Data records
----
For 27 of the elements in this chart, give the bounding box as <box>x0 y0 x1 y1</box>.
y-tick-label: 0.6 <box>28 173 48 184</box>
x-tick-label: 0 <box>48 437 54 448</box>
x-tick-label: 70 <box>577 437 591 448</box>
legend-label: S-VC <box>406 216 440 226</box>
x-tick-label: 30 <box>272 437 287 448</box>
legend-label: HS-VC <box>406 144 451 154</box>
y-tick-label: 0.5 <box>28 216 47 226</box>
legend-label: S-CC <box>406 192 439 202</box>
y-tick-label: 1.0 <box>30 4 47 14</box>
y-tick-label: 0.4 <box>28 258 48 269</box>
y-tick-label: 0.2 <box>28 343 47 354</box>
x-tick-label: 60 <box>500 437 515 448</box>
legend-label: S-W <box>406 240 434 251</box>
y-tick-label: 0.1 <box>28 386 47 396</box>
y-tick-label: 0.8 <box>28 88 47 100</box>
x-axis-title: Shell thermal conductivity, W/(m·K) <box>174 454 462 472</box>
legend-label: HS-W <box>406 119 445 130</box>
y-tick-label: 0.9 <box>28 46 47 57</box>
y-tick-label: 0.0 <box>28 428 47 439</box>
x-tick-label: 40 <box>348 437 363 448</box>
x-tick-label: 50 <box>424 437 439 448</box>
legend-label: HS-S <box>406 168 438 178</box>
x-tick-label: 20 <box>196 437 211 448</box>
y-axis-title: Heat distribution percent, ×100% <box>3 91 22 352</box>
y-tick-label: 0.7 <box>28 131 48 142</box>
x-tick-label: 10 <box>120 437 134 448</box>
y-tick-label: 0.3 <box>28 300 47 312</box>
----
> [Aim]: Copy everything from the start of the entries down to the line containing "x-tick-label: 50 <box>424 437 439 448</box>", swapping "legend-label" for "series-label" and leaving everything else unchanged.

> [Completed task]:
For 27 of the elements in this chart, give the bounding box as <box>x0 y0 x1 y1</box>.
y-tick-label: 0.6 <box>28 173 48 184</box>
x-tick-label: 0 <box>48 437 54 448</box>
x-tick-label: 70 <box>577 437 591 448</box>
series-label: S-VC <box>406 216 440 226</box>
x-tick-label: 30 <box>272 437 287 448</box>
series-label: HS-VC <box>406 144 451 154</box>
y-tick-label: 0.5 <box>28 216 47 226</box>
series-label: S-CC <box>406 192 439 202</box>
y-tick-label: 1.0 <box>30 4 47 14</box>
y-tick-label: 0.4 <box>28 258 48 269</box>
y-tick-label: 0.2 <box>28 343 47 354</box>
x-tick-label: 60 <box>500 437 515 448</box>
series-label: S-W <box>406 240 434 251</box>
y-tick-label: 0.1 <box>28 386 47 396</box>
y-tick-label: 0.8 <box>28 88 47 100</box>
x-axis-title: Shell thermal conductivity, W/(m·K) <box>174 454 462 472</box>
series-label: HS-W <box>406 119 445 130</box>
y-tick-label: 0.9 <box>28 46 47 57</box>
y-tick-label: 0.0 <box>28 428 47 439</box>
x-tick-label: 40 <box>348 437 363 448</box>
x-tick-label: 50 <box>424 437 439 448</box>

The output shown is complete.